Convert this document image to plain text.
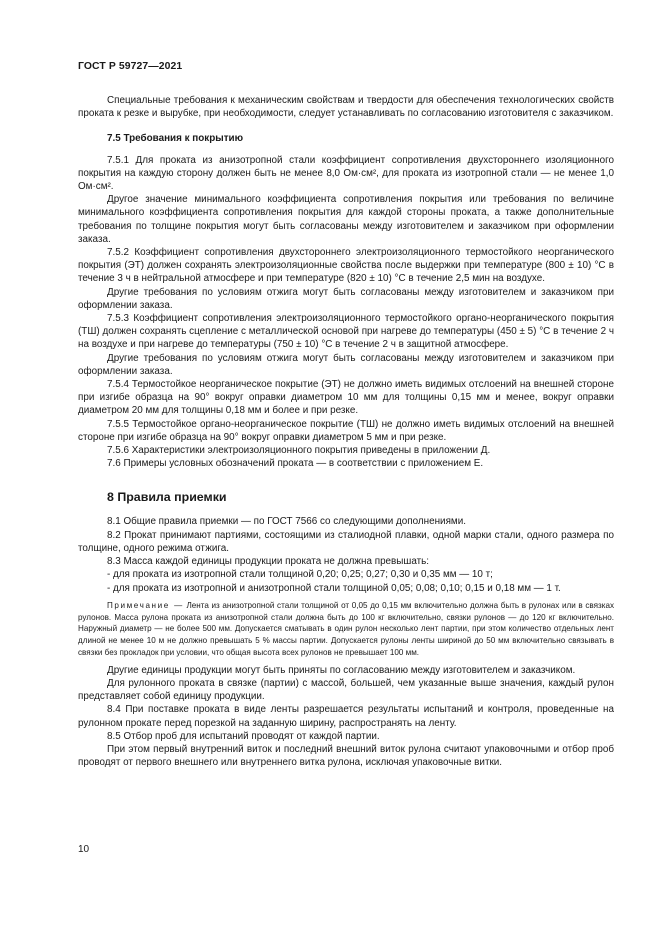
ГОСТ Р 59727—2021

Специальные требования к механическим свойствам и твердости для обеспечения технологических свойств проката к резке и вырубке, при необходимости, следует устанавливать по согласованию изготовителя с заказчиком.

7.5 Требования к покрытию

7.5.1 Для проката из анизотропной стали коэффициент сопротивления двухстороннего изоляционного покрытия на каждую сторону должен быть не менее 8,0 Ом·см², для проката из изотропной стали — не менее 1,0 Ом·см².

Другое значение минимального коэффициента сопротивления покрытия или требования по величине минимального коэффициента сопротивления покрытия для каждой стороны проката, а также дополнительные требования по толщине покрытия могут быть согласованы между изготовителем и заказчиком при оформлении заказа.

7.5.2 Коэффициент сопротивления двухстороннего электроизоляционного термостойкого неорганического покрытия (ЭТ) должен сохранять электроизоляционные свойства после выдержки при температуре (800 ± 10) °С в течение 3 ч в нейтральной атмосфере и при температуре (820 ± 10) °С в течение 2,5 мин на воздухе.

Другие требования по условиям отжига могут быть согласованы между изготовителем и заказчиком при оформлении заказа.

7.5.3 Коэффициент сопротивления электроизоляционного термостойкого органо-неорганического покрытия (ТШ) должен сохранять сцепление с металлической основой при нагреве до температуры (450 ± 5) °С в течение 2 ч на воздухе и при нагреве до температуры (750 ± 10) °С в течение 2 ч в защитной атмосфере.

Другие требования по условиям отжига могут быть согласованы между изготовителем и заказчиком при оформлении заказа.

7.5.4 Термостойкое неорганическое покрытие (ЭТ) не должно иметь видимых отслоений на внешней стороне при изгибе образца на 90° вокруг оправки диаметром 10 мм для толщины 0,15 мм и менее, вокруг оправки диаметром 20 мм для толщины 0,18 мм и более и при резке.

7.5.5 Термостойкое органо-неорганическое покрытие (ТШ) не должно иметь видимых отслоений на внешней стороне при изгибе образца на 90° вокруг оправки диаметром 5 мм и при резке.

7.5.6 Характеристики электроизоляционного покрытия приведены в приложении Д.

7.6 Примеры условных обозначений проката — в соответствии с приложением Е.

8 Правила приемки

8.1 Общие правила приемки — по ГОСТ 7566 со следующими дополнениями.

8.2 Прокат принимают партиями, состоящими из сталиодной плавки, одной марки стали, одного размера по толщине, одного режима отжига.

8.3 Масса каждой единицы продукции проката не должна превышать:

- для проката из изотропной стали толщиной 0,20; 0,25; 0,27; 0,30 и 0,35 мм — 10 т;

- для проката из изотропной и анизотропной стали толщиной 0,05; 0,08; 0,10; 0,15 и 0,18 мм — 1 т.

Примечание — Лента из анизотропной стали толщиной от 0,05 до 0,15 мм включительно должна быть в рулонах или в связках рулонов. Масса рулона проката из анизотропной стали должна быть до 100 кг включительно, связки рулонов — до 120 кг включительно. Наружный диаметр — не более 500 мм. Допускается сматывать в один рулон несколько лент партии, при этом количество отдельных лент длиной не менее 10 м не должно превышать 5 % массы партии. Допускается рулоны ленты шириной до 50 мм включительно связывать в связки без прокладок при условии, что общая высота всех рулонов не превышает 100 мм.

Другие единицы продукции могут быть приняты по согласованию между изготовителем и заказчиком.

Для рулонного проката в связке (партии) с массой, большей, чем указанные выше значения, каждый рулон представляет собой единицу продукции.

8.4 При поставке проката в виде ленты разрешается результаты испытаний и контроля, проведенные на рулонном прокате перед порезкой на заданную ширину, распространять на ленту.

8.5 Отбор проб для испытаний проводят от каждой партии.

При этом первый внутренний виток и последний внешний виток рулона считают упаковочными и отбор проб проводят от первого внешнего или внутреннего витка рулона, исключая упаковочные витки.

10
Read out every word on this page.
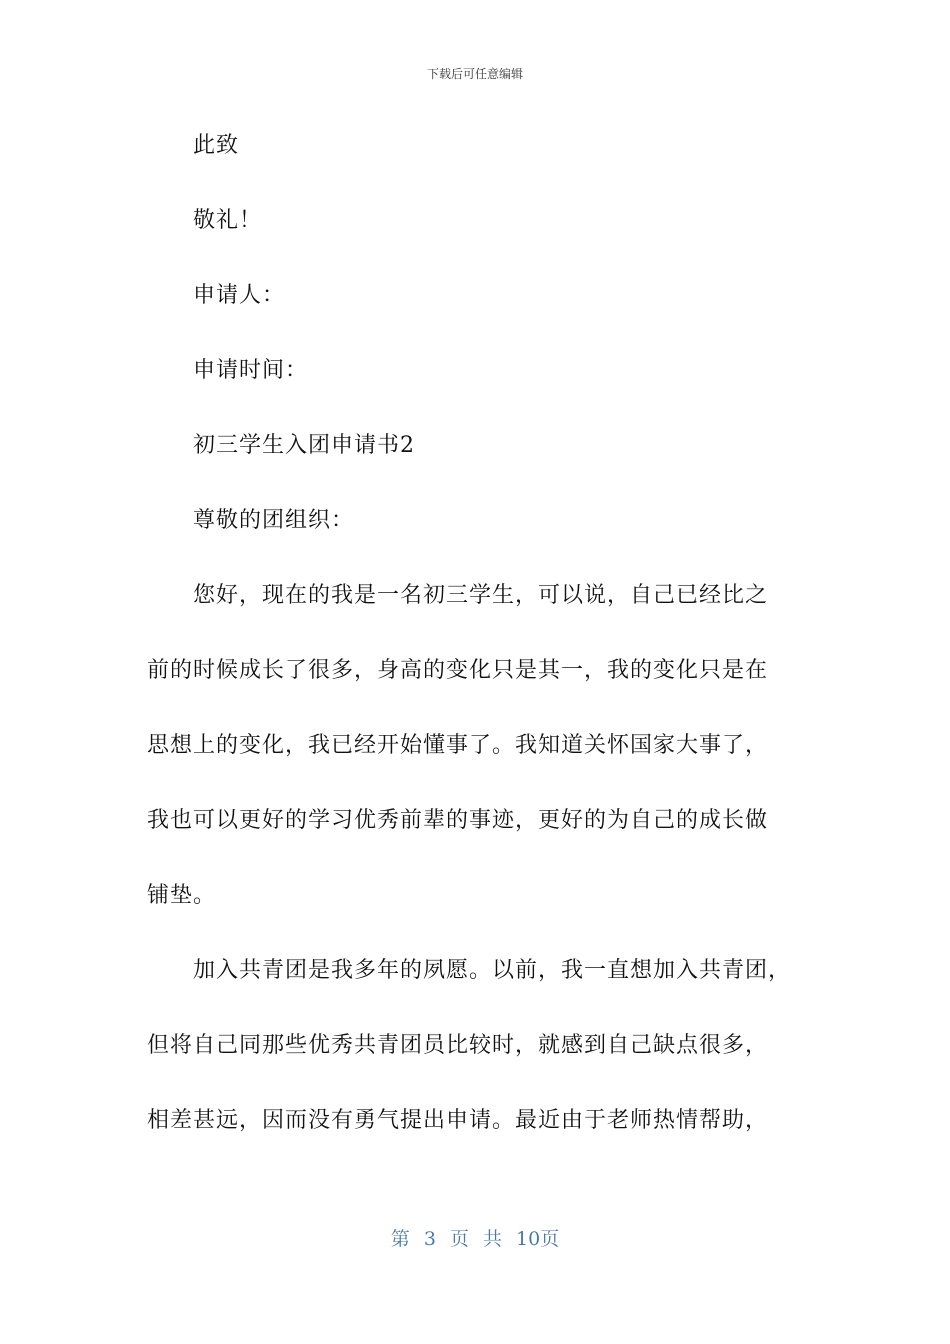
下载后可任意编辑
此致
敬礼！
申请人：
申请时间：
初三学生入团申请书2
尊敬的团组织：
您好，现在的我是一名初三学生，可以说，自己已经比之
前的时候成长了很多，身高的变化只是其一，我的变化只是在
思想上的变化，我已经开始懂事了。我知道关怀国家大事了，
我也可以更好的学习优秀前辈的事迹，更好的为自己的成长做
铺垫。
加入共青团是我多年的夙愿。以前，我一直想加入共青团，
但将自己同那些优秀共青团员比较时，就感到自己缺点很多，
相差甚远，因而没有勇气提出申请。最近由于老师热情帮助，
第 3 页 共 10页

> What you are asked to do:
Of the lines in the data above, how many contain the word "this"? Give only that figure.

> Complete output:
2